- _WRITTEN PROBLEM_
A faithful transcription of all the data is required.

- _DATA TO USE_
··········

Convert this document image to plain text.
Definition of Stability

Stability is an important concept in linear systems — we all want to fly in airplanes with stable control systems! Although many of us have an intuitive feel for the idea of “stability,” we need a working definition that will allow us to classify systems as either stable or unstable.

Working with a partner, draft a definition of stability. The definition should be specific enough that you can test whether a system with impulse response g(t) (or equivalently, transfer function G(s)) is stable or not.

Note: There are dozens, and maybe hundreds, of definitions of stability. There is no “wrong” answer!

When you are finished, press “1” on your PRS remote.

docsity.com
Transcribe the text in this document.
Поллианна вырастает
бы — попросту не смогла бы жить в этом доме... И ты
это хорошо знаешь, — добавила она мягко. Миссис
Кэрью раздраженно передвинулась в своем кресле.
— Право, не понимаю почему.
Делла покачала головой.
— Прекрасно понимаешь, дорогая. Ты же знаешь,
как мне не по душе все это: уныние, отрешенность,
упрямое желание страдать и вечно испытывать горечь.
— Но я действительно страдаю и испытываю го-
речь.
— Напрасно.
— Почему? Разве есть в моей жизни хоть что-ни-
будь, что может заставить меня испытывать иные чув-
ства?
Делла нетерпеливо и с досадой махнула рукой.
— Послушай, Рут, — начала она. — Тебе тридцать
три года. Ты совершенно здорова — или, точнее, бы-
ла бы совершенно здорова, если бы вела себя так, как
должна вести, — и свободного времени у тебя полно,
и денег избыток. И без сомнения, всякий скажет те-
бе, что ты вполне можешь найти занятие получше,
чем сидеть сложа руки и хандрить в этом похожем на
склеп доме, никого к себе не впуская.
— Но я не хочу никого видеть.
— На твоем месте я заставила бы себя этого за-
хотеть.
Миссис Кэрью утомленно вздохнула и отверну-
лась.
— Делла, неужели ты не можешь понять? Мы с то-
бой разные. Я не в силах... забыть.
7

··········

- _RESULT OF THE EXERCISE_
Convert this document image to plain text.
Definition of Stability

Stability is an important concept in linear systems — we all want to fly in airplanes with stable control systems! Although many of us have an intuitive feel for the idea of “stability,” we need a working definition that will allow us to classify systems as either stable or unstable.

Working with a partner, draft a definition of stability. The definition should be specific enough that you can test whether a system with impulse response g(t) (or equivalently, transfer function G(s)) is stable or not.

Note: There are dozens, and maybe hundreds, of definitions of stability. There is no “wrong” answer!

When you are finished, press “1” on your PRS remote.

docsity.com
Transcribe the text in this document.
Поллианна вырастает
бы — попросту не смогла бы жить в этом доме... И ты
это хорошо знаешь, — добавила она мягко. Миссис
Кэрью раздраженно передвинулась в своем кресле.
— Право, не понимаю почему.
Делла покачала головой.
— Прекрасно понимаешь, дорогая. Ты же знаешь,
как мне не по душе все это: уныние, отрешенность,
упрямое желание страдать и вечно испытывать горечь.
— Но я действительно страдаю и испытываю го-
речь.
— Напрасно.
— Почему? Разве есть в моей жизни хоть что-ни-
будь, что может заставить меня испытывать иные чув-
ства?
Делла нетерпеливо и с досадой махнула рукой.
— Послушай, Рут, — начала она. — Тебе тридцать
три года. Ты совершенно здорова — или, точнее, бы-
ла бы совершенно здорова, если бы вела себя так, как
должна вести, — и свободного времени у тебя полно,
и денег избыток. И без сомнения, всякий скажет те-
бе, что ты вполне можешь найти занятие получше,
чем сидеть сложа руки и хандрить в этом похожем на
склеп доме, никого к себе не впуская.
— Но я не хочу никого видеть.
— На твоем месте я заставила бы себя этого за-
хотеть.
Миссис Кэрью утомленно вздохнула и отверну-
лась.
— Делла, неужели ты не можешь понять? Мы с то-
бой разные. Я не в силах... забыть.
7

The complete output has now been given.